— Start —
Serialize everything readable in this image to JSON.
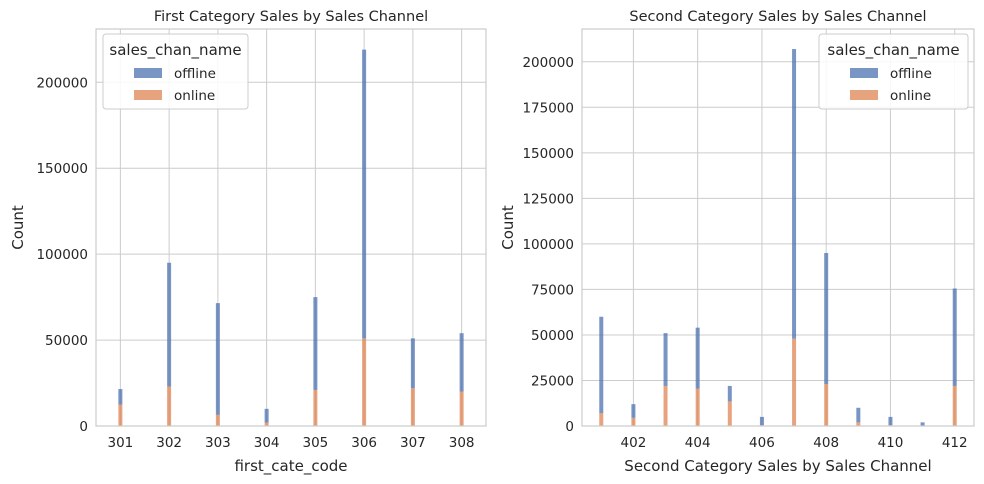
{
  "chart_data": [
    {
      "type": "bar",
      "stacked": true,
      "title": "First Category Sales by Sales Channel",
      "xlabel": "first_cate_code",
      "ylabel": "Count",
      "xlim": [
        300.5,
        308.5
      ],
      "ylim": [
        0,
        231000
      ],
      "xticks": [
        301,
        302,
        303,
        304,
        305,
        306,
        307,
        308
      ],
      "yticks": [
        0,
        50000,
        100000,
        150000,
        200000
      ],
      "grid": true,
      "legend": {
        "title": "sales_chan_name",
        "placement": "top-left",
        "entries": [
          "offline",
          "online"
        ]
      },
      "x": [
        301,
        302,
        303,
        304,
        305,
        306,
        307,
        308
      ],
      "series": [
        {
          "name": "offline",
          "values": [
            9000,
            72000,
            65000,
            8000,
            54000,
            168000,
            29000,
            34000
          ],
          "color": "#4c72b0"
        },
        {
          "name": "online",
          "values": [
            12500,
            23000,
            6500,
            2000,
            21000,
            51000,
            22000,
            20000
          ],
          "color": "#dd8452"
        }
      ]
    },
    {
      "type": "bar",
      "stacked": true,
      "title": "Second Category Sales by Sales Channel",
      "xlabel": "Second Category Sales by Sales Channel",
      "ylabel": "Count",
      "xlim": [
        400.4,
        412.6
      ],
      "ylim": [
        0,
        218000
      ],
      "xticks": [
        402,
        404,
        406,
        408,
        410,
        412
      ],
      "yticks": [
        0,
        25000,
        50000,
        75000,
        100000,
        125000,
        150000,
        175000,
        200000
      ],
      "grid": true,
      "legend": {
        "title": "sales_chan_name",
        "placement": "top-right",
        "entries": [
          "offline",
          "online"
        ]
      },
      "x": [
        401,
        402,
        403,
        404,
        405,
        406,
        407,
        408,
        409,
        410,
        411,
        412
      ],
      "series": [
        {
          "name": "offline",
          "values": [
            53000,
            7500,
            29000,
            33500,
            8500,
            4500,
            159000,
            72000,
            8000,
            4500,
            1800,
            53500
          ],
          "color": "#4c72b0"
        },
        {
          "name": "online",
          "values": [
            7000,
            4500,
            22000,
            20500,
            13500,
            500,
            48000,
            23000,
            2000,
            500,
            200,
            22000
          ],
          "color": "#dd8452"
        }
      ]
    }
  ]
}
— End —
Description of the task: Can the entries above be repeated exactly, without their pictures?

Written response:
Serialize everything readable in this image to JSON.
{
  "chart_data": [
    {
      "type": "bar",
      "stacked": true,
      "title": "First Category Sales by Sales Channel",
      "xlabel": "first_cate_code",
      "ylabel": "Count",
      "xlim": [
        300.5,
        308.5
      ],
      "ylim": [
        0,
        231000
      ],
      "xticks": [
        301,
        302,
        303,
        304,
        305,
        306,
        307,
        308
      ],
      "yticks": [
        0,
        50000,
        100000,
        150000,
        200000
      ],
      "grid": true,
      "legend": {
        "title": "sales_chan_name",
        "placement": "top-left",
        "entries": [
          "offline",
          "online"
        ]
      },
      "x": [
        301,
        302,
        303,
        304,
        305,
        306,
        307,
        308
      ],
      "series": [
        {
          "name": "offline",
          "values": [
            9000,
            72000,
            65000,
            8000,
            54000,
            168000,
            29000,
            34000
          ],
          "color": "#4c72b0"
        },
        {
          "name": "online",
          "values": [
            12500,
            23000,
            6500,
            2000,
            21000,
            51000,
            22000,
            20000
          ],
          "color": "#dd8452"
        }
      ]
    },
    {
      "type": "bar",
      "stacked": true,
      "title": "Second Category Sales by Sales Channel",
      "xlabel": "Second Category Sales by Sales Channel",
      "ylabel": "Count",
      "xlim": [
        400.4,
        412.6
      ],
      "ylim": [
        0,
        218000
      ],
      "xticks": [
        402,
        404,
        406,
        408,
        410,
        412
      ],
      "yticks": [
        0,
        25000,
        50000,
        75000,
        100000,
        125000,
        150000,
        175000,
        200000
      ],
      "grid": true,
      "legend": {
        "title": "sales_chan_name",
        "placement": "top-right",
        "entries": [
          "offline",
          "online"
        ]
      },
      "x": [
        401,
        402,
        403,
        404,
        405,
        406,
        407,
        408,
        409,
        410,
        411,
        412
      ],
      "series": [
        {
          "name": "offline",
          "values": [
            53000,
            7500,
            29000,
            33500,
            8500,
            4500,
            159000,
            72000,
            8000,
            4500,
            1800,
            53500
          ],
          "color": "#4c72b0"
        },
        {
          "name": "online",
          "values": [
            7000,
            4500,
            22000,
            20500,
            13500,
            500,
            48000,
            23000,
            2000,
            500,
            200,
            22000
          ],
          "color": "#dd8452"
        }
      ]
    }
  ]
}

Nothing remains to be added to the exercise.